Even more striking: in the Netherlands, where retrocessions have been banned since 2014, this number rises to 15%.
What’s more, inducements actually bring important benefits to the table. By allowing for cost-sharing or mutualization, they ensure that even smaller retail clients can afford financial advice. This is a crucial consideration in a sector where intricate products and services require a high level of expertise.
Ultimately, what matters most when combating conflicts of interest, are the safeguards in place, both in terms of control and oversight.
And regarding commissions specifically, striking the right balance between incentivizing financial professionals and preventing undue conflicts of interest is where we should turn our attention. Instead of vilifying commissions, we should focus on transparency, responsibility, and accountability.

◆ Dataset entries
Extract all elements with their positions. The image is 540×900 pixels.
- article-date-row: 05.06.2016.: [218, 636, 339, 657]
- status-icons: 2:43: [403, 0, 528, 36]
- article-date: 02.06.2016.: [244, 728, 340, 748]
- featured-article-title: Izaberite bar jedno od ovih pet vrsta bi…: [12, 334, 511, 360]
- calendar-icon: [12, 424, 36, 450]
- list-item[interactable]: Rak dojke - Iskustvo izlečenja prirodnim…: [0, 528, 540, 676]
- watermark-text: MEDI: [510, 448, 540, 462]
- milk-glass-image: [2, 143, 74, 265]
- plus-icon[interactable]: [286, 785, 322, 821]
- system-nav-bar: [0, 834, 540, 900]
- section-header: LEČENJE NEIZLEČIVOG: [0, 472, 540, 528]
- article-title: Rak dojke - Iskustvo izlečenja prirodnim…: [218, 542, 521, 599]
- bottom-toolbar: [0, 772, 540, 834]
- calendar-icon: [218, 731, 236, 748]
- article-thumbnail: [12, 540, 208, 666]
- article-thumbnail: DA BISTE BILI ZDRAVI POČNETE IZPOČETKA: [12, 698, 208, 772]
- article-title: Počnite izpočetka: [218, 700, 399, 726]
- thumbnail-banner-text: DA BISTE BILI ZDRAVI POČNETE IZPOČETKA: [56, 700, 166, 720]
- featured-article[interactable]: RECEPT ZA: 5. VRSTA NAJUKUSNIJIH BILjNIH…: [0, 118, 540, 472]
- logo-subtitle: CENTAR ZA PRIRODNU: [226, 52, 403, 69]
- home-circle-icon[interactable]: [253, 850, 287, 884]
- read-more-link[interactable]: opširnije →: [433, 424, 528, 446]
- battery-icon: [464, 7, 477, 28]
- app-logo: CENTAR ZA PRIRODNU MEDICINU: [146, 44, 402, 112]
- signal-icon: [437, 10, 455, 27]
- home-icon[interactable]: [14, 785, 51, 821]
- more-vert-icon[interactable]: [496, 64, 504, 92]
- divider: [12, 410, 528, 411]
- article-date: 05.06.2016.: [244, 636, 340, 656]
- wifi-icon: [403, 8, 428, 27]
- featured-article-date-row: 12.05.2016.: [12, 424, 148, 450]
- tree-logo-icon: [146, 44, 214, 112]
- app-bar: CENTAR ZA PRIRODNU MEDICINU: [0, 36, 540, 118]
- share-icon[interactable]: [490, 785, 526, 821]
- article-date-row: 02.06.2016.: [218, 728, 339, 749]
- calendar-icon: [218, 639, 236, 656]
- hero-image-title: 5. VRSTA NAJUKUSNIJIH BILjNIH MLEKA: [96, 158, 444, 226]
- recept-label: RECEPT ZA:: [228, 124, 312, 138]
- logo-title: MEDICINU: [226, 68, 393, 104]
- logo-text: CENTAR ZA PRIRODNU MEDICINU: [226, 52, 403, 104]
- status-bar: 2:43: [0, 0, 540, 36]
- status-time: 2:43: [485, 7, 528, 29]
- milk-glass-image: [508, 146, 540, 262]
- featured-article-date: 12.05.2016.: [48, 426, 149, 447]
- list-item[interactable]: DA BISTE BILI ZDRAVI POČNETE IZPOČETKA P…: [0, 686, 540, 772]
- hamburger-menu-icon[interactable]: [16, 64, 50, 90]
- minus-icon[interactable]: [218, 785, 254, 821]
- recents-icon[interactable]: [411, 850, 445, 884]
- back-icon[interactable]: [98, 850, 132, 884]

◆ Directions
1. Transcribe the passage on financial inducements word for word, starting at "Even more striking: in" and ending at "level of expertise.".
2. In the passage on financial inducements, since what year have retrocessions been banned in the Netherlands?
3. Carry the passage on financial inducements forward from its final sentence.
The rows have no connection to the passage on financial inducements.

◆ Answer set
1.
Even more striking: in the Netherlands, where retrocessions have been banned since 2014, this number rises to 15%.
What’s more, inducements actually bring important benefits to the table. By allowing for cost-sharing or mutualization, they ensure that even smaller retail clients can afford financial advice. This is a crucial consideration in a sector where intricate products and services require a high level of expertise.

2. Since 2014.

3.
A smart way to do so might be to work towards simplifying financial language. In an increasingly complex financial landscape, where products can be as intricate as they are diverse, the need for clear and understandable communication is paramount. Simplifying financial language is an imperative for ensuring that the average investor can comprehend complex financial products without becoming lost in jargon. Transparency isn't just about revealing the inner workings of financial processes; it's also about making these workings accessible to everyone.
That is why BNP Paribas is focused on enhancing transparency and developing financial literacy. By doing so, we help our clients understand what they're paying for and what they can expect in return. We empower them to make informed decisions about their money – which is exactly what responsible financial advice is about.